--- BEGIN ---

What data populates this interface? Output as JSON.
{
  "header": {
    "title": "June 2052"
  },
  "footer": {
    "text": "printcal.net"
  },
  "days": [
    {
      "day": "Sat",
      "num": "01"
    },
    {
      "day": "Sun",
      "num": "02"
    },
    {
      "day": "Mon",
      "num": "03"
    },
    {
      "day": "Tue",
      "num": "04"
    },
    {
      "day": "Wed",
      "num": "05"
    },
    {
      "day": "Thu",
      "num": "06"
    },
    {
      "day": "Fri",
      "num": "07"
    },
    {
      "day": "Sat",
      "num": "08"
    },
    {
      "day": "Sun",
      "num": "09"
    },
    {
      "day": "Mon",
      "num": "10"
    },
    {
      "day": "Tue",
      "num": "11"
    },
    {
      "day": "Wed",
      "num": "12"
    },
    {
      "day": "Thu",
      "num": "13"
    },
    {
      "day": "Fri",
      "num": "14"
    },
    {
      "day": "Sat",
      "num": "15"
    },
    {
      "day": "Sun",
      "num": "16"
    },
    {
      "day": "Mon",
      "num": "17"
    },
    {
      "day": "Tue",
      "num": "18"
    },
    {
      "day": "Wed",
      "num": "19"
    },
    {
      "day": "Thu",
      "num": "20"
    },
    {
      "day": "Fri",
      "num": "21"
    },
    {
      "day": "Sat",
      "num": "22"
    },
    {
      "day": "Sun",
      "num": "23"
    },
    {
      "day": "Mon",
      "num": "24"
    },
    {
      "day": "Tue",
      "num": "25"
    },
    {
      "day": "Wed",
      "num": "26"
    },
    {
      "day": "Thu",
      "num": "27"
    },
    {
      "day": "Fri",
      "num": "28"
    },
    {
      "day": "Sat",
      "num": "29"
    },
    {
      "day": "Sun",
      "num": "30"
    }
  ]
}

--- END ---

### What the task asks
Reproduce every record, matching each line exactly.

### Problem solution
What data populates this interface? Output as JSON.
{
  "header": {
    "title": "June 2052"
  },
  "footer": {
    "text": "printcal.net"
  },
  "days": [
    {
      "day": "Sat",
      "num": "01"
    },
    {
      "day": "Sun",
      "num": "02"
    },
    {
      "day": "Mon",
      "num": "03"
    },
    {
      "day": "Tue",
      "num": "04"
    },
    {
      "day": "Wed",
      "num": "05"
    },
    {
      "day": "Thu",
      "num": "06"
    },
    {
      "day": "Fri",
      "num": "07"
    },
    {
      "day": "Sat",
      "num": "08"
    },
    {
      "day": "Sun",
      "num": "09"
    },
    {
      "day": "Mon",
      "num": "10"
    },
    {
      "day": "Tue",
      "num": "11"
    },
    {
      "day": "Wed",
      "num": "12"
    },
    {
      "day": "Thu",
      "num": "13"
    },
    {
      "day": "Fri",
      "num": "14"
    },
    {
      "day": "Sat",
      "num": "15"
    },
    {
      "day": "Sun",
      "num": "16"
    },
    {
      "day": "Mon",
      "num": "17"
    },
    {
      "day": "Tue",
      "num": "18"
    },
    {
      "day": "Wed",
      "num": "19"
    },
    {
      "day": "Thu",
      "num": "20"
    },
    {
      "day": "Fri",
      "num": "21"
    },
    {
      "day": "Sat",
      "num": "22"
    },
    {
      "day": "Sun",
      "num": "23"
    },
    {
      "day": "Mon",
      "num": "24"
    },
    {
      "day": "Tue",
      "num": "25"
    },
    {
      "day": "Wed",
      "num": "26"
    },
    {
      "day": "Thu",
      "num": "27"
    },
    {
      "day": "Fri",
      "num": "28"
    },
    {
      "day": "Sat",
      "num": "29"
    },
    {
      "day": "Sun",
      "num": "30"
    }
  ]
}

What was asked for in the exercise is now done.